Among the entries, which lines carry the string "coordinate"? Copy each of them.

>> Start

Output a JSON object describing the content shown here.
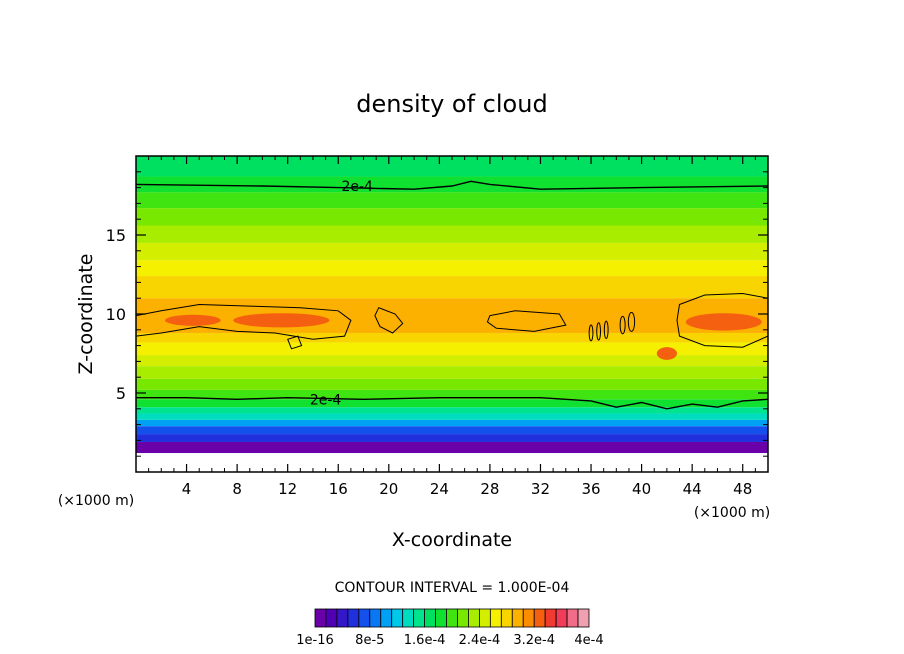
{
  "chart_data": {
    "type": "heatmap",
    "title": "density of cloud",
    "xlabel": "X-coordinate",
    "ylabel": "Z-coordinate",
    "x_unit_left": "(×1000 m)",
    "x_unit_right": "(×1000 m)",
    "xlim": [
      0,
      50
    ],
    "ylim": [
      0,
      20
    ],
    "x_ticks": [
      4,
      8,
      12,
      16,
      20,
      24,
      28,
      32,
      36,
      40,
      44,
      48
    ],
    "y_ticks": [
      5,
      10,
      15
    ],
    "contour_interval_text": "CONTOUR INTERVAL = 1.000E-04",
    "contour_labels": [
      {
        "text": "2e-4",
        "x": 17.5,
        "z": 18.1
      },
      {
        "text": "2e-4",
        "x": 15.0,
        "z": 4.6
      }
    ],
    "colorbar": {
      "tick_labels": [
        "1e-16",
        "8e-5",
        "1.6e-4",
        "2.4e-4",
        "3.2e-4",
        "4e-4"
      ],
      "colors": [
        "#6a00a8",
        "#5000b4",
        "#3418c8",
        "#2030dc",
        "#1450ec",
        "#0a78f4",
        "#00a0f4",
        "#00c8e8",
        "#00dcc0",
        "#00e490",
        "#00e060",
        "#10e030",
        "#40e410",
        "#78e800",
        "#a8ec00",
        "#d4ee00",
        "#f4f000",
        "#f8d400",
        "#fcb000",
        "#fc8c00",
        "#f46010",
        "#f03c30",
        "#f03c58",
        "#f06c88",
        "#f0a0b0"
      ]
    },
    "bands": [
      {
        "z": 1.2,
        "color": "#ffffff"
      },
      {
        "z": 1.9,
        "color": "#6a00a8"
      },
      {
        "z": 2.4,
        "color": "#2030dc"
      },
      {
        "z": 2.9,
        "color": "#1450ec"
      },
      {
        "z": 3.3,
        "color": "#00a0f4"
      },
      {
        "z": 3.7,
        "color": "#00dcc0"
      },
      {
        "z": 4.1,
        "color": "#00e490"
      },
      {
        "z": 4.6,
        "color": "#10e030"
      },
      {
        "z": 5.2,
        "color": "#40e410"
      },
      {
        "z": 5.9,
        "color": "#78e800"
      },
      {
        "z": 6.7,
        "color": "#a8ec00"
      },
      {
        "z": 7.4,
        "color": "#d4ee00"
      },
      {
        "z": 8.2,
        "color": "#f4f000"
      },
      {
        "z": 8.8,
        "color": "#f8d400"
      },
      {
        "z": 11.0,
        "color": "#fcb000"
      },
      {
        "z": 12.4,
        "color": "#f8d400"
      },
      {
        "z": 13.4,
        "color": "#f4f000"
      },
      {
        "z": 14.5,
        "color": "#d4ee00"
      },
      {
        "z": 15.6,
        "color": "#a8ec00"
      },
      {
        "z": 16.7,
        "color": "#78e800"
      },
      {
        "z": 17.7,
        "color": "#40e410"
      },
      {
        "z": 18.7,
        "color": "#10e030"
      },
      {
        "z": 20.0,
        "color": "#00e060"
      }
    ],
    "patches": [
      {
        "x": 4.5,
        "z": 9.6,
        "rx": 2.2,
        "rz": 0.35,
        "color": "#f46010"
      },
      {
        "x": 11.5,
        "z": 9.6,
        "rx": 3.8,
        "rz": 0.45,
        "color": "#f46010"
      },
      {
        "x": 46.5,
        "z": 9.5,
        "rx": 3.0,
        "rz": 0.55,
        "color": "#f46010"
      },
      {
        "x": 42.0,
        "z": 7.5,
        "rx": 0.8,
        "rz": 0.4,
        "color": "#f46010"
      }
    ],
    "contours_lines": [
      {
        "name": "upper-2e-4",
        "points": [
          [
            0,
            18.2
          ],
          [
            10,
            18.1
          ],
          [
            16,
            18.0
          ],
          [
            22,
            17.9
          ],
          [
            25,
            18.1
          ],
          [
            26.5,
            18.4
          ],
          [
            28,
            18.2
          ],
          [
            32,
            17.9
          ],
          [
            40,
            18.0
          ],
          [
            50,
            18.1
          ]
        ]
      },
      {
        "name": "lower-2e-4",
        "points": [
          [
            0,
            4.7
          ],
          [
            4,
            4.7
          ],
          [
            8,
            4.6
          ],
          [
            12,
            4.7
          ],
          [
            18,
            4.6
          ],
          [
            24,
            4.7
          ],
          [
            32,
            4.7
          ],
          [
            36,
            4.5
          ],
          [
            38,
            4.1
          ],
          [
            40,
            4.4
          ],
          [
            42,
            4.0
          ],
          [
            44,
            4.3
          ],
          [
            46,
            4.1
          ],
          [
            48,
            4.5
          ],
          [
            50,
            4.6
          ]
        ]
      },
      {
        "name": "closed-left",
        "closed": true,
        "points": [
          [
            0,
            9.9
          ],
          [
            2,
            10.2
          ],
          [
            5,
            10.6
          ],
          [
            9,
            10.5
          ],
          [
            13,
            10.4
          ],
          [
            16,
            10.2
          ],
          [
            17,
            9.6
          ],
          [
            16.5,
            8.6
          ],
          [
            14,
            8.4
          ],
          [
            11,
            8.8
          ],
          [
            8,
            8.9
          ],
          [
            5,
            9.2
          ],
          [
            2,
            8.8
          ],
          [
            0,
            8.6
          ]
        ]
      },
      {
        "name": "closed-mid",
        "closed": true,
        "points": [
          [
            19.2,
            10.4
          ],
          [
            20.5,
            10.0
          ],
          [
            21.1,
            9.4
          ],
          [
            20.3,
            8.8
          ],
          [
            19.3,
            9.2
          ],
          [
            18.9,
            9.9
          ]
        ]
      },
      {
        "name": "closed-right",
        "closed": true,
        "points": [
          [
            28,
            9.9
          ],
          [
            30,
            10.2
          ],
          [
            33.5,
            10.0
          ],
          [
            34,
            9.3
          ],
          [
            31.5,
            8.9
          ],
          [
            28.5,
            9.1
          ],
          [
            27.8,
            9.5
          ]
        ]
      },
      {
        "name": "closed-far-right",
        "closed": true,
        "points": [
          [
            43,
            10.6
          ],
          [
            45,
            11.2
          ],
          [
            48,
            11.3
          ],
          [
            50,
            11.0
          ],
          [
            50,
            8.6
          ],
          [
            48,
            7.9
          ],
          [
            45,
            8.0
          ],
          [
            43,
            8.6
          ],
          [
            42.8,
            9.6
          ]
        ]
      },
      {
        "name": "closed-small",
        "closed": true,
        "points": [
          [
            12,
            8.4
          ],
          [
            12.8,
            8.6
          ],
          [
            13.1,
            8.0
          ],
          [
            12.3,
            7.8
          ]
        ]
      }
    ],
    "small_ovals": [
      {
        "x": 36.0,
        "z": 8.8,
        "rx": 0.15,
        "rz": 0.5
      },
      {
        "x": 36.6,
        "z": 8.9,
        "rx": 0.15,
        "rz": 0.55
      },
      {
        "x": 37.2,
        "z": 9.0,
        "rx": 0.15,
        "rz": 0.55
      },
      {
        "x": 38.5,
        "z": 9.3,
        "rx": 0.2,
        "rz": 0.55
      },
      {
        "x": 39.2,
        "z": 9.5,
        "rx": 0.25,
        "rz": 0.6
      }
    ]
  }
}
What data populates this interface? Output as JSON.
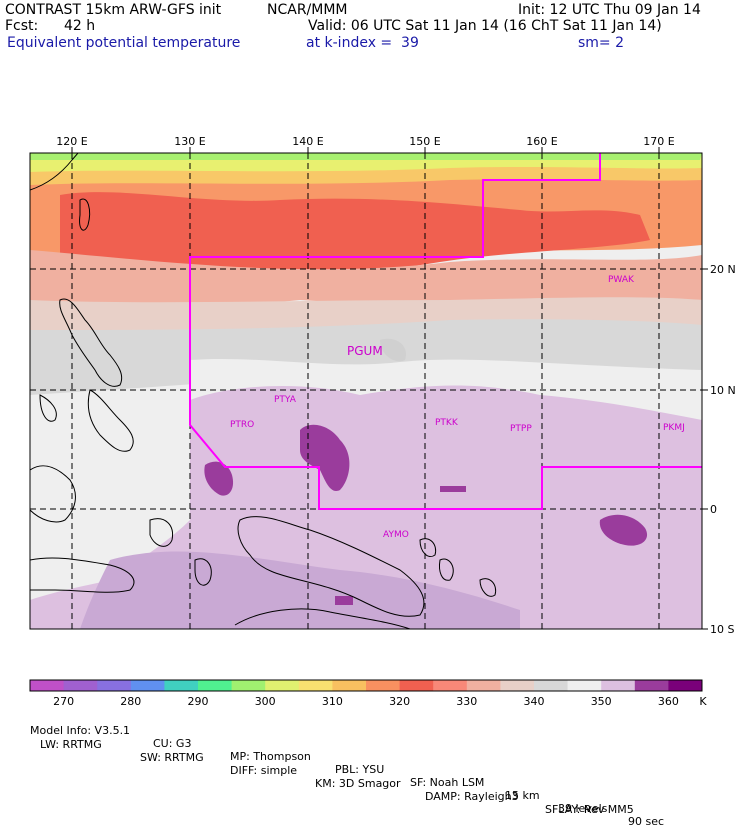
{
  "header": {
    "model": "CONTRAST 15km ARW-GFS init",
    "org": "NCAR/MMM",
    "init": "Init: 12 UTC Thu 09 Jan 14",
    "fcst_label": "Fcst:",
    "fcst_value": "42 h",
    "valid": "Valid: 06 UTC Sat 11 Jan 14 (16 ChT Sat 11 Jan 14)",
    "field": "Equivalent potential temperature",
    "level": "at k-index =  39",
    "smoothing": "sm= 2"
  },
  "map": {
    "lon_labels": [
      "120 E",
      "130 E",
      "140 E",
      "150 E",
      "160 E",
      "170 E"
    ],
    "lat_labels": [
      "20 N",
      "10 N",
      "0",
      "10 S"
    ],
    "stations": [
      {
        "id": "PWAK"
      },
      {
        "id": "PGUM"
      },
      {
        "id": "PTYA"
      },
      {
        "id": "PTRO"
      },
      {
        "id": "PTKK"
      },
      {
        "id": "PTPP"
      },
      {
        "id": "PKMJ"
      },
      {
        "id": "AYMO"
      }
    ],
    "boundary_color": "#ff00ff"
  },
  "colorbar": {
    "labels": [
      "270",
      "280",
      "290",
      "300",
      "310",
      "320",
      "330",
      "340",
      "350",
      "360"
    ],
    "unit": "K",
    "colors": [
      "#c050c8",
      "#a060d0",
      "#8870e0",
      "#6090f0",
      "#40d0c0",
      "#50f090",
      "#a0f070",
      "#e0f070",
      "#f8e070",
      "#f8c060",
      "#f89060",
      "#f06050",
      "#f88878",
      "#f0b0a0",
      "#e8d0c8",
      "#d8d8d8",
      "#efefef",
      "#ddc0e0",
      "#9a3c9c",
      "#7a007a"
    ]
  },
  "footer": {
    "line1": [
      "Model Info: V3.5.1",
      "CU: G3",
      "MP: Thompson",
      "PBL: YSU",
      "SF: Noah LSM",
      "15 km",
      "39 levels",
      "90 sec"
    ],
    "line2": [
      "LW: RRTMG",
      "SW: RRTMG",
      "DIFF: simple",
      "KM: 3D Smagor",
      "DAMP: Rayleigh3",
      "SFLAY: Rev MM5"
    ]
  }
}
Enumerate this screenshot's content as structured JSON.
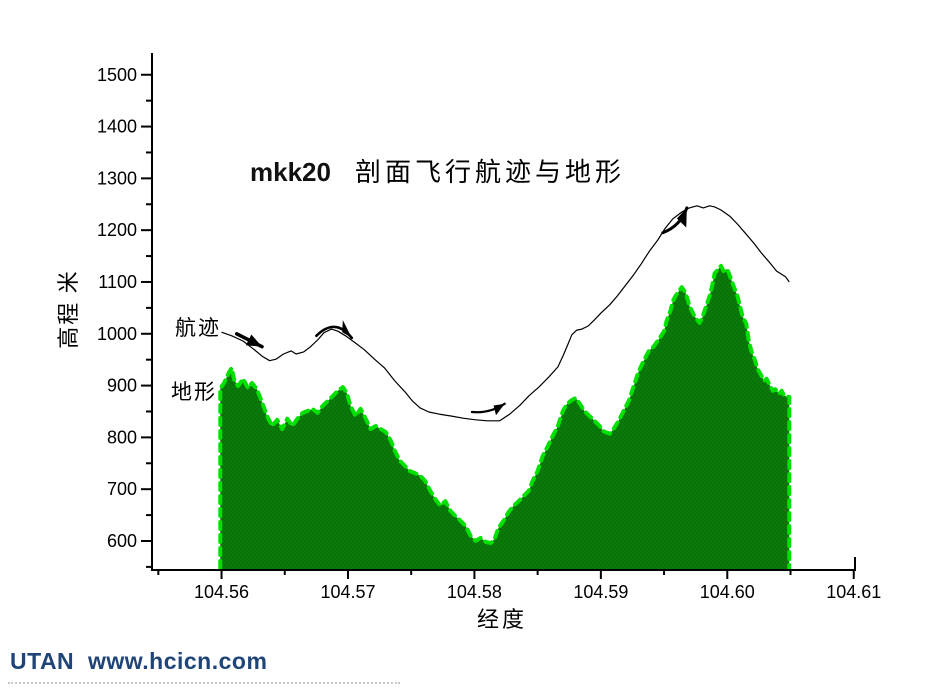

>> End

Complete output:
    "xlabel": "X-coordinate",
    "ylabel": "Z-coordinate",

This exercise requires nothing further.